Aşağıdakileri tamamlayınız:
(a) Karar özetine göre dava konusu taşınmazın ada ve parsel numarası nedir?
(b) Karar özetinde "Dava, kullanım kadastrosu sırasında" diye başlayan paragrafı, temel bilgileri koruyarak kısa bir madde listesi hâlinde yeniden yazınız.
(c) Karar özetinde "Dava, kullanım kadastrosu" ile "HUMK'un 428. maddesi." arasındaki bölümü, her iki ifade de dahil olmak üzere birebir kopyalayınız.
*** Sayfa ***
Abaküs Yazılım
8. Hukuk Dairesi
Esas No: 2022/899
Karar No: 2022/5143
Karar Tarihi: 01.06.2022

Yargıtay 8. Hukuk Dairesi 2022/899 Esas 2022/5143 Karar Sayılı İlamı

Özet:


Dava, kullanım kadastrosu sırasında 103 ada 1 parsel sayılı taşınmazın orman sınırları dışına çıkarıldığı ve 1979 yılından beri davacıların fiili kullanımında olduğu iddiasıyla tapu iptali ve tescil istemiyle açılmıştır. Mahkeme, davanın kabulüne karar vermiştir ancak bu karar temyiz edilmiştir. Yargıtay ise kararı bozmuştur çünkü tapunun işleme konulması için hazinenin satış işlemi yapması gerekmekte ve bu işlem geri alınmadıkça veya yargıda iptal edilmedikçe 3. kişinin taşınmazın tesciline itiraz etmesi mümkün değildir. Bu nedenle davanın reddedilmesi gerekmektedir. 6100 sayılı HMK'nin Geçici 3. maddesi yollamasıyla uygulanacak olan 1086 sayılı HUMK'un 428. maddesi gereğince karar bozulmuştur. Kanun maddesi açıklaması: 6831 sayılı Orman Kanunu'nun 2/B maddesi, 6292 sayılı Kanun ve 6100 sayılı HMK'nin Geçici 3. maddesi, 1086 sayılı HUMK'un 428. maddesi.
*** Kayıt alıntıları ***
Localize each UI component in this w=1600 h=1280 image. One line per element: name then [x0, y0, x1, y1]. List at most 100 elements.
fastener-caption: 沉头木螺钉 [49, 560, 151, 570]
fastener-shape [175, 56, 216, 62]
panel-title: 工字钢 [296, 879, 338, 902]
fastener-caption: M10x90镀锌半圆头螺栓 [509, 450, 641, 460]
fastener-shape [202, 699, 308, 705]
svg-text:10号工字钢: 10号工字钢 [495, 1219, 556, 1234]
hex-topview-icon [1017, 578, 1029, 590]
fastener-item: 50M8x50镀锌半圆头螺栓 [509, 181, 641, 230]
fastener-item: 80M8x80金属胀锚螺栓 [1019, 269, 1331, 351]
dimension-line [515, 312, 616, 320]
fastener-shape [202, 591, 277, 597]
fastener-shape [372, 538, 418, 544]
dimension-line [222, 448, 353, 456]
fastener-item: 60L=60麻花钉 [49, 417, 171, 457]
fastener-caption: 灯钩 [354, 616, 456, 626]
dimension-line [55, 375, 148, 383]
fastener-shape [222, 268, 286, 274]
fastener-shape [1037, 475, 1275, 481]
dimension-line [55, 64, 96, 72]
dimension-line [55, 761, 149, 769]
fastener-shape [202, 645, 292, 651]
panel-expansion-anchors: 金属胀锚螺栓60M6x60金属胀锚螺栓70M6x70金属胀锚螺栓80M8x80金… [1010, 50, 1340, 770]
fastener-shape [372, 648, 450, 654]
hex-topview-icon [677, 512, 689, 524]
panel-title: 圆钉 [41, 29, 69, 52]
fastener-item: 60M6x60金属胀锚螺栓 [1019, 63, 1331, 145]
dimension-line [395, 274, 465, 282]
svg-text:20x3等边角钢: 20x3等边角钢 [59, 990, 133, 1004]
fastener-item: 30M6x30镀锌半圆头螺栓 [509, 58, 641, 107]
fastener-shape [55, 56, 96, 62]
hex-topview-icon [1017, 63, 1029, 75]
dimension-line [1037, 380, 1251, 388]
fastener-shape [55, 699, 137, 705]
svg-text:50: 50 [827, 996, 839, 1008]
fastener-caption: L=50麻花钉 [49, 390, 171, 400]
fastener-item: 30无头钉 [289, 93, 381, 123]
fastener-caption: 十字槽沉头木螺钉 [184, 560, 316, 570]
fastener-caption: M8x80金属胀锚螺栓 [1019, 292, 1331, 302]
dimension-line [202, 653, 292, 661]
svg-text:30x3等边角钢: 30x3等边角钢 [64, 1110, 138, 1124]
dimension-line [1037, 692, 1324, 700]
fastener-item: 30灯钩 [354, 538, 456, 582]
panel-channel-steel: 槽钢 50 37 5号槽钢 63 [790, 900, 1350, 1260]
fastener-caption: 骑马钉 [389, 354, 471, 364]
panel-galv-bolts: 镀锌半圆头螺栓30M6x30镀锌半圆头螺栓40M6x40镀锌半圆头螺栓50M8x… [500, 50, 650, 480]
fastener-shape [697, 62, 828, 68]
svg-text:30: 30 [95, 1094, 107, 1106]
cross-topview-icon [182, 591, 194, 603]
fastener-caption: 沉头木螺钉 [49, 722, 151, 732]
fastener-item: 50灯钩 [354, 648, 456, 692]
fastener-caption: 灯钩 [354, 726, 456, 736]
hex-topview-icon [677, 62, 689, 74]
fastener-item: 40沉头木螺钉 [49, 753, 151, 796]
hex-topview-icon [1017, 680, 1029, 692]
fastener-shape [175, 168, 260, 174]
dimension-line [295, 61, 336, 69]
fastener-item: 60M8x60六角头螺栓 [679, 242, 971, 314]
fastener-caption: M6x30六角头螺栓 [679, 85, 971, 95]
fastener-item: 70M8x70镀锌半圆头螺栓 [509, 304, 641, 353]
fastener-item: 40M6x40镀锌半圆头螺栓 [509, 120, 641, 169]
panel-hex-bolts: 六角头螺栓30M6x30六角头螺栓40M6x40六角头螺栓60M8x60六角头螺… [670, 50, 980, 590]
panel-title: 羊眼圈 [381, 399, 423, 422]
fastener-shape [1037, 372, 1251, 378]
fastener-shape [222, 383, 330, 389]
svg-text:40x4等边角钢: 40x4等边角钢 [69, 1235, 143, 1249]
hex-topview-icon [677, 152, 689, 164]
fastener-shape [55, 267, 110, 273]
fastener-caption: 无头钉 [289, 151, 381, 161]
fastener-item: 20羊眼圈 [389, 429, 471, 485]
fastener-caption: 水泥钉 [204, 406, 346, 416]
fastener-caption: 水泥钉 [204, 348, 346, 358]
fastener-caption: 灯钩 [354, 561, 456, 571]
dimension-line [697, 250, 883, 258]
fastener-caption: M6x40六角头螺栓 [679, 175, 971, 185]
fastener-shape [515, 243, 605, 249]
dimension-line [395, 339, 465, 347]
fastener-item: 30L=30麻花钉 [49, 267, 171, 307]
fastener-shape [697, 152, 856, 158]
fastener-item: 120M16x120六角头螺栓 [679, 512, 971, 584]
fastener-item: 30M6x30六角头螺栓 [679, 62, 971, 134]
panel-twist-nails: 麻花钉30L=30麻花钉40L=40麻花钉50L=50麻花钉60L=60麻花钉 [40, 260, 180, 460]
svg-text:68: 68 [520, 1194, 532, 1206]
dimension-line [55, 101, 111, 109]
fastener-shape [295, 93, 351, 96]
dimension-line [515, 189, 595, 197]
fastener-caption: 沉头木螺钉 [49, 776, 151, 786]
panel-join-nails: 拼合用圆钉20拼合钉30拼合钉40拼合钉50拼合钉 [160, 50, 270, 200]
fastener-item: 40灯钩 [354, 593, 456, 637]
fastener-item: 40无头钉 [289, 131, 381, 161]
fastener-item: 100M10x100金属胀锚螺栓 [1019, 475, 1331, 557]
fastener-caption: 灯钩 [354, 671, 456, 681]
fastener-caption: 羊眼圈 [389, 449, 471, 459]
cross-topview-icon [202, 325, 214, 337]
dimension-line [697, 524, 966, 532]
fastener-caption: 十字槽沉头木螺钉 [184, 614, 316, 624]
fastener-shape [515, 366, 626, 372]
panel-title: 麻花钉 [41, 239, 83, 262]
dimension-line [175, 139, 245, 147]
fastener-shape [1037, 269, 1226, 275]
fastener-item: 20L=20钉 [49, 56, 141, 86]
***
*** Kayıt alıntıları ***
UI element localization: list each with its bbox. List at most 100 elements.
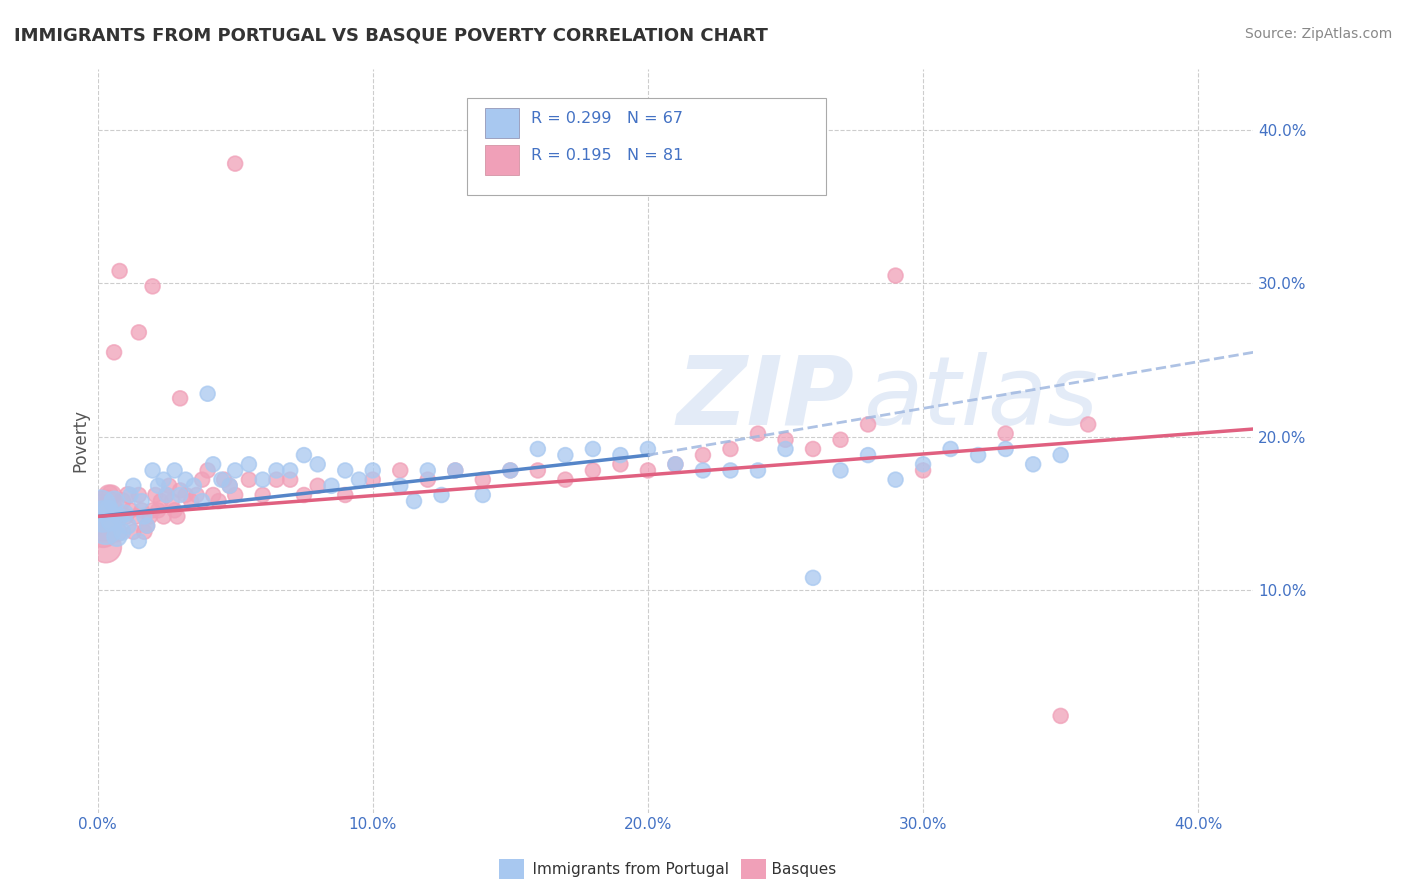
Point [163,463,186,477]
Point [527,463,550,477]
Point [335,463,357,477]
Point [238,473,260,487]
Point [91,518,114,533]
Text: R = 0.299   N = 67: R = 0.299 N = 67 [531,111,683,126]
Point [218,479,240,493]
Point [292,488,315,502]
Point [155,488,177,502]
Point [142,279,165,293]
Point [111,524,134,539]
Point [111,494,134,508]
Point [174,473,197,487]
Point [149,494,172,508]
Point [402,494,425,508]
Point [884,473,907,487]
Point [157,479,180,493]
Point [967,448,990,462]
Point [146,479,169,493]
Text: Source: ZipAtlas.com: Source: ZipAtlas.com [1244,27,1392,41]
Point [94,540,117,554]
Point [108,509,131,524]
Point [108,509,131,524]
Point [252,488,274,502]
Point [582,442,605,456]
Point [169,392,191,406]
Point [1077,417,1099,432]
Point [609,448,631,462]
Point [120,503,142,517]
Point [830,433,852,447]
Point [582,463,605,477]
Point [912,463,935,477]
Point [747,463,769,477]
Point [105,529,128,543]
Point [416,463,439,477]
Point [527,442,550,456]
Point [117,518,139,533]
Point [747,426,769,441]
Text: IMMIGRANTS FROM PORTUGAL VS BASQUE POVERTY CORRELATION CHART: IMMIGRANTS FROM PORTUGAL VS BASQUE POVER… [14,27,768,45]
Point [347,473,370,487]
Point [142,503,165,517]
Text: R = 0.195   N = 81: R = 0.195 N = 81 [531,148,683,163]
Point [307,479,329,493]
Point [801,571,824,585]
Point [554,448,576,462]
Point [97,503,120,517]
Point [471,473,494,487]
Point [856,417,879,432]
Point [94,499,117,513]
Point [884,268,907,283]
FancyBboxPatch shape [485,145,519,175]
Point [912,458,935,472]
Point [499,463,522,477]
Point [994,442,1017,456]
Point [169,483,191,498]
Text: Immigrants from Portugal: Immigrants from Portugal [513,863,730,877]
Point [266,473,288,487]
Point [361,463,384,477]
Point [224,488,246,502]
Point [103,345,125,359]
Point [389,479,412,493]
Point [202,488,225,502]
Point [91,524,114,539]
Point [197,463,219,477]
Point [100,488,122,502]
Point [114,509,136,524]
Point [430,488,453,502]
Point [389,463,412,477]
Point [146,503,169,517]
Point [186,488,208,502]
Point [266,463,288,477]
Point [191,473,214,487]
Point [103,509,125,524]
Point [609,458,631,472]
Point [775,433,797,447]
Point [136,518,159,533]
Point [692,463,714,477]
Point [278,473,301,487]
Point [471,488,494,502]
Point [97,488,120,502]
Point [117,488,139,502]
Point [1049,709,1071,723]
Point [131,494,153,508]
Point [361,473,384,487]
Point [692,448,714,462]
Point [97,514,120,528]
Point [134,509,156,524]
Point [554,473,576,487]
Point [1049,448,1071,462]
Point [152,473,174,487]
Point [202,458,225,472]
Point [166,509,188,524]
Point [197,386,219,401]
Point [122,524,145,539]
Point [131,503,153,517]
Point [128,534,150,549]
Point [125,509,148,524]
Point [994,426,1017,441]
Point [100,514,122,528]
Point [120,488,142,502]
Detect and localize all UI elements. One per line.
***
Sonuçlar:
(a) 103 ada 1 parsel.

(b)
- Dava, 103 ada 1 parsel sayılı taşınmaz için tapu iptali ve tescil istemiyle açılmıştır. Taşınmazın kullanım kadastrosu sırasında orman sınırları dışına çıkarıldığı ve 1979 yılından beri davacıların fiili kullanımında olduğu ileri sürülmüştür.
- Mahkeme davayı kabul etmiş, bu karar temyiz edilmiştir.
- Yargıtay kararı bozmuştur. Gerekçe şudur: Tapunun işleme konulması için hazinenin satış işlemi yapması gerekir. Bu işlem geri alınmadıkça veya yargıda iptal edilmedikçe 3. kişi taşınmazın tesciline itiraz edemez. Bu nedenle davanın reddedilmesi gerekir.
- Bozma, 6100 sayılı HMK'nin Geçici 3. maddesi yollamasıyla 1086 sayılı HUMK'un 428. maddesine dayanmaktadır.
- İlgili mevzuat: 6831 sayılı Orman Kanunu'nun 2/B maddesi, 6292 sayılı Kanun, 6100 sayılı HMK'nin Geçici 3. maddesi ve 1086 sayılı HUMK'un 428. maddesi.

(c)
Dava, kullanım kadastrosu sırasında 103 ada 1 parsel sayılı taşınmazın orman sınırları dışına çıkarıldığı ve 1979 yılından beri davacıların fiili kullanımında olduğu iddiasıyla tapu iptali ve tescil istemiyle açılmıştır. Mahkeme, davanın kabulüne karar vermiştir ancak bu karar temyiz edilmiştir. Yargıtay ise kararı bozmuştur çünkü tapunun işleme konulması için hazinenin satış işlemi yapması gerekmekte ve bu işlem geri alınmadıkça veya yargıda iptal edilmedikçe 3. kişinin taşınmazın tesciline itiraz etmesi mümkün değildir. Bu nedenle davanın reddedilmesi gerekmektedir. 6100 sayılı HMK'nin Geçici 3. maddesi yollamasıyla uygulanacak olan 1086 sayılı HUMK'un 428. maddesi gereğince karar bozulmuştur. Kanun maddesi açıklaması: 6831 sayılı Orman Kanunu'nun 2/B maddesi, 6292 sayılı Kanun ve 6100 sayılı HMK'nin Geçici 3. maddesi, 1086 sayılı HUMK'un 428. maddesi.